• SHORT EXERCISE
Your copy of the material below should match it exactly, except that it holds no pictures.

(Recorded data)
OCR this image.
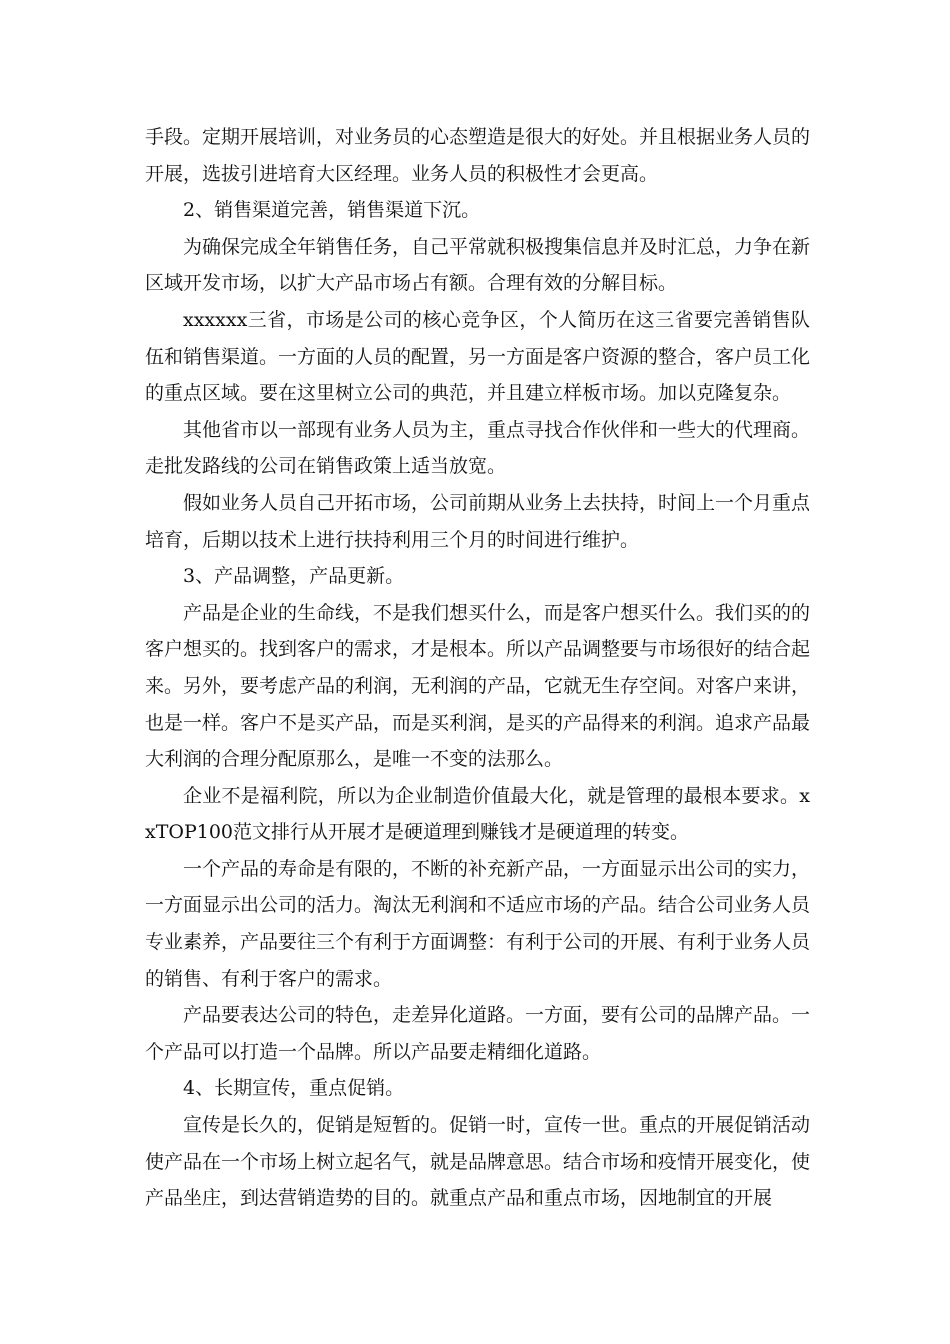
手段。定期开展培训，对业务员的心态塑造是很大的好处。并且根据业务人员的开展，选拔引进培育大区经理。业务人员的积极性才会更高。

2、销售渠道完善，销售渠道下沉。

为确保完成全年销售任务，自己平常就积极搜集信息并及时汇总，力争在新区域开发市场，以扩大产品市场占有额。合理有效的分解目标。

xxxxxx三省，市场是公司的核心竞争区，个人简历在这三省要完善销售队伍和销售渠道。一方面的人员的配置，另一方面是客户资源的整合，客户员工化的重点区域。要在这里树立公司的典范，并且建立样板市场。加以克隆复杂。

其他省市以一部现有业务人员为主，重点寻找合作伙伴和一些大的代理商。走批发路线的公司在销售政策上适当放宽。

假如业务人员自己开拓市场，公司前期从业务上去扶持，时间上一个月重点培育，后期以技术上进行扶持利用三个月的时间进行维护。

3、产品调整，产品更新。

产品是企业的生命线，不是我们想买什么，而是客户想买什么。我们买的的客户想买的。找到客户的需求，才是根本。所以产品调整要与市场很好的结合起来。另外，要考虑产品的利润，无利润的产品，它就无生存空间。对客户来讲，也是一样。客户不是买产品，而是买利润，是买的产品得来的利润。追求产品最大利润的合理分配原那么，是唯一不变的法那么。

企业不是福利院，所以为企业制造价值最大化，就是管理的最根本要求。xxTOP100范文排行从开展才是硬道理到赚钱才是硬道理的转变。

一个产品的寿命是有限的，不断的补充新产品，一方面显示出公司的实力，一方面显示出公司的活力。淘汰无利润和不适应市场的产品。结合公司业务人员专业素养，产品要往三个有利于方面调整：有利于公司的开展、有利于业务人员的销售、有利于客户的需求。

产品要表达公司的特色，走差异化道路。一方面，要有公司的品牌产品。一个产品可以打造一个品牌。所以产品要走精细化道路。

4、长期宣传，重点促销。

宣传是长久的，促销是短暂的。促销一时，宣传一世。重点的开展促销活动使产品在一个市场上树立起名气，就是品牌意思。结合市场和疫情开展变化，使产品坐庄，到达营销造势的目的。就重点产品和重点市场，因地制宜的开展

• EXERCISE SOLUTION
OCR this image.
手段。定期开展培训，对业务员的心态塑造是很大的好处。并且根据业务人员的开展，选拔引进培育大区经理。业务人员的积极性才会更高。

2、销售渠道完善，销售渠道下沉。

为确保完成全年销售任务，自己平常就积极搜集信息并及时汇总，力争在新区域开发市场，以扩大产品市场占有额。合理有效的分解目标。

xxxxxx三省，市场是公司的核心竞争区，个人简历在这三省要完善销售队伍和销售渠道。一方面的人员的配置，另一方面是客户资源的整合，客户员工化的重点区域。要在这里树立公司的典范，并且建立样板市场。加以克隆复杂。

其他省市以一部现有业务人员为主，重点寻找合作伙伴和一些大的代理商。走批发路线的公司在销售政策上适当放宽。

假如业务人员自己开拓市场，公司前期从业务上去扶持，时间上一个月重点培育，后期以技术上进行扶持利用三个月的时间进行维护。

3、产品调整，产品更新。

产品是企业的生命线，不是我们想买什么，而是客户想买什么。我们买的的客户想买的。找到客户的需求，才是根本。所以产品调整要与市场很好的结合起来。另外，要考虑产品的利润，无利润的产品，它就无生存空间。对客户来讲，也是一样。客户不是买产品，而是买利润，是买的产品得来的利润。追求产品最大利润的合理分配原那么，是唯一不变的法那么。

企业不是福利院，所以为企业制造价值最大化，就是管理的最根本要求。xxTOP100范文排行从开展才是硬道理到赚钱才是硬道理的转变。

一个产品的寿命是有限的，不断的补充新产品，一方面显示出公司的实力，一方面显示出公司的活力。淘汰无利润和不适应市场的产品。结合公司业务人员专业素养，产品要往三个有利于方面调整：有利于公司的开展、有利于业务人员的销售、有利于客户的需求。

产品要表达公司的特色，走差异化道路。一方面，要有公司的品牌产品。一个产品可以打造一个品牌。所以产品要走精细化道路。

4、长期宣传，重点促销。

宣传是长久的，促销是短暂的。促销一时，宣传一世。重点的开展促销活动使产品在一个市场上树立起名气，就是品牌意思。结合市场和疫情开展变化，使产品坐庄，到达营销造势的目的。就重点产品和重点市场，因地制宜的开展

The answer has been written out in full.